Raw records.
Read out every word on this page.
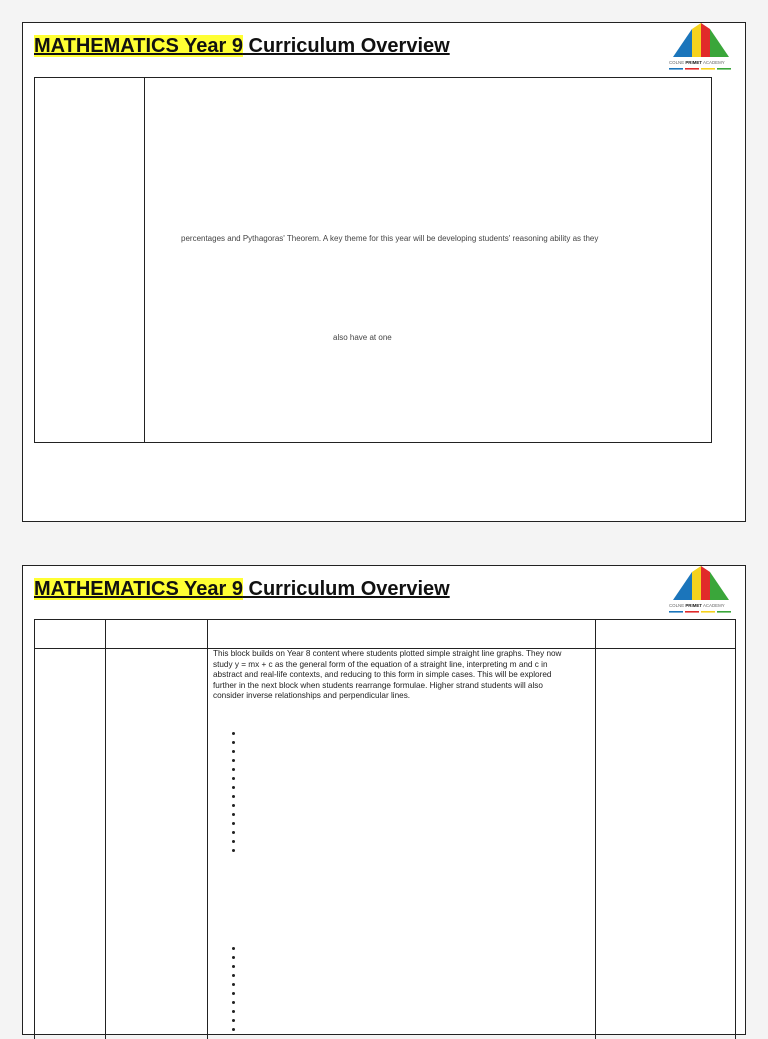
MATHEMATICS Year 9 Curriculum Overview
COLNE PRIMET ACADEMY
percentages and Pythagoras' Theorem. A key theme for this year will be developing students' reasoning ability as they
also have at one
MATHEMATICS Year 9 Curriculum Overview
COLNE PRIMET ACADEMY
This block builds on Year 8 content where students plotted simple straight line graphs. They now study y = mx + c as the general form of the equation of a straight line, interpreting m and c in abstract and real-life contexts, and reducing to this form in simple cases. This will be explored further in the next block when students rearrange formulae. Higher strand students will also consider inverse relationships and perpendicular lines.
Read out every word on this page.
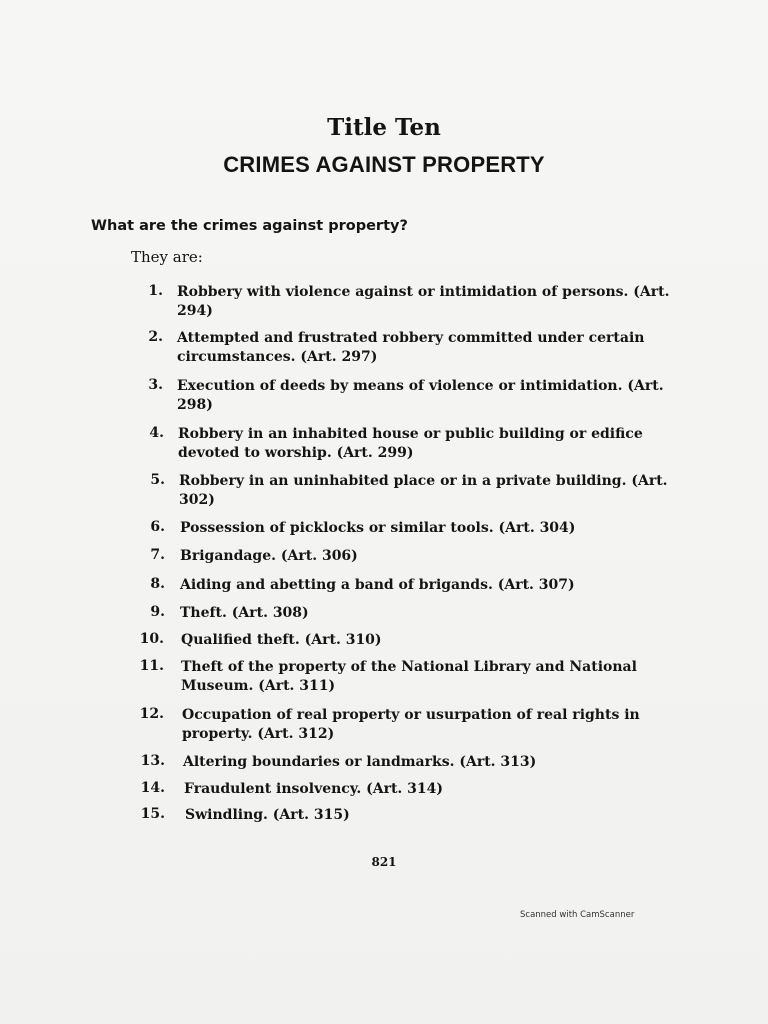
Title Ten
CRIMES AGAINST PROPERTY
What are the crimes against property?
They are:
1. Robbery with violence against or intimidation of persons. (Art. 294)
2. Attempted and frustrated robbery committed under certain circumstances. (Art. 297)
3. Execution of deeds by means of violence or intimidation. (Art. 298)
4. Robbery in an inhabited house or public building or edifice devoted to worship. (Art. 299)
5. Robbery in an uninhabited place or in a private building. (Art. 302)
6. Possession of picklocks or similar tools. (Art. 304)
7. Brigandage. (Art. 306)
8. Aiding and abetting a band of brigands. (Art. 307)
9. Theft. (Art. 308)
10. Qualified theft. (Art. 310)
11. Theft of the property of the National Library and National Museum. (Art. 311)
12. Occupation of real property or usurpation of real rights in property. (Art. 312)
13. Altering boundaries or landmarks. (Art. 313)
14. Fraudulent insolvency. (Art. 314)
15. Swindling. (Art. 315)
821
Scanned with CamScanner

Set problem.
Retype each entry precisely. Skip images entirely.

Written response.
Read out every word on this page.
MATHEMATICS Year 9 Curriculum Overview
COLNE PRIMET ACADEMY
percentages and Pythagoras' Theorem. A key theme for this year will be developing students' reasoning ability as they
also have at one
MATHEMATICS Year 9 Curriculum Overview
COLNE PRIMET ACADEMY
This block builds on Year 8 content where students plotted simple straight line graphs. They now study y = mx + c as the general form of the equation of a straight line, interpreting m and c in abstract and real-life contexts, and reducing to this form in simple cases. This will be explored further in the next block when students rearrange formulae. Higher strand students will also consider inverse relationships and perpendicular lines.
Read out every word on this page.
Title Ten
CRIMES AGAINST PROPERTY
What are the crimes against property?
They are:
1. Robbery with violence against or intimidation of persons. (Art. 294)
2. Attempted and frustrated robbery committed under certain circumstances. (Art. 297)
3. Execution of deeds by means of violence or intimidation. (Art. 298)
4. Robbery in an inhabited house or public building or edifice devoted to worship. (Art. 299)
5. Robbery in an uninhabited place or in a private building. (Art. 302)
6. Possession of picklocks or similar tools. (Art. 304)
7. Brigandage. (Art. 306)
8. Aiding and abetting a band of brigands. (Art. 307)
9. Theft. (Art. 308)
10. Qualified theft. (Art. 310)
11. Theft of the property of the National Library and National Museum. (Art. 311)
12. Occupation of real property or usurpation of real rights in property. (Art. 312)
13. Altering boundaries or landmarks. (Art. 313)
14. Fraudulent insolvency. (Art. 314)
15. Swindling. (Art. 315)
821
Scanned with CamScanner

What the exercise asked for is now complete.